[Begin]

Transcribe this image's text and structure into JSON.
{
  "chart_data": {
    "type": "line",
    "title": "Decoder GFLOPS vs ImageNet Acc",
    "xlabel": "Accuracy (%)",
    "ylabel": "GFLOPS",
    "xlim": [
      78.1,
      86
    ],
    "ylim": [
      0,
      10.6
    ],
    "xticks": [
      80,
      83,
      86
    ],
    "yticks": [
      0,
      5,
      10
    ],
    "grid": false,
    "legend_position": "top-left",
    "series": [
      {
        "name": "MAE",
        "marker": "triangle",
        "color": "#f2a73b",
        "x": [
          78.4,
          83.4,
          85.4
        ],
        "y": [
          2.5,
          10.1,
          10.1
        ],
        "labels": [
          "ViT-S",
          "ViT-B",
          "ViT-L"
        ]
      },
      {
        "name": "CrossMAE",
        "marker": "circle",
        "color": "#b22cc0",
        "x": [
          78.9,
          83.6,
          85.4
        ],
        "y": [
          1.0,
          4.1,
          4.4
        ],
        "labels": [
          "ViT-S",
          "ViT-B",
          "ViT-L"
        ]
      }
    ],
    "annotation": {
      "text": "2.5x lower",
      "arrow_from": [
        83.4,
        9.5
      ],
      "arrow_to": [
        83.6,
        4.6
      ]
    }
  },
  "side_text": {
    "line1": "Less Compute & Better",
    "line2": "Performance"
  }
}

[End]

== WHAT TO WORK ON ==
Tell how many lines of the data above hold the string "GFLOPS". Give only the number.

== EXERCISE RESULT ==
2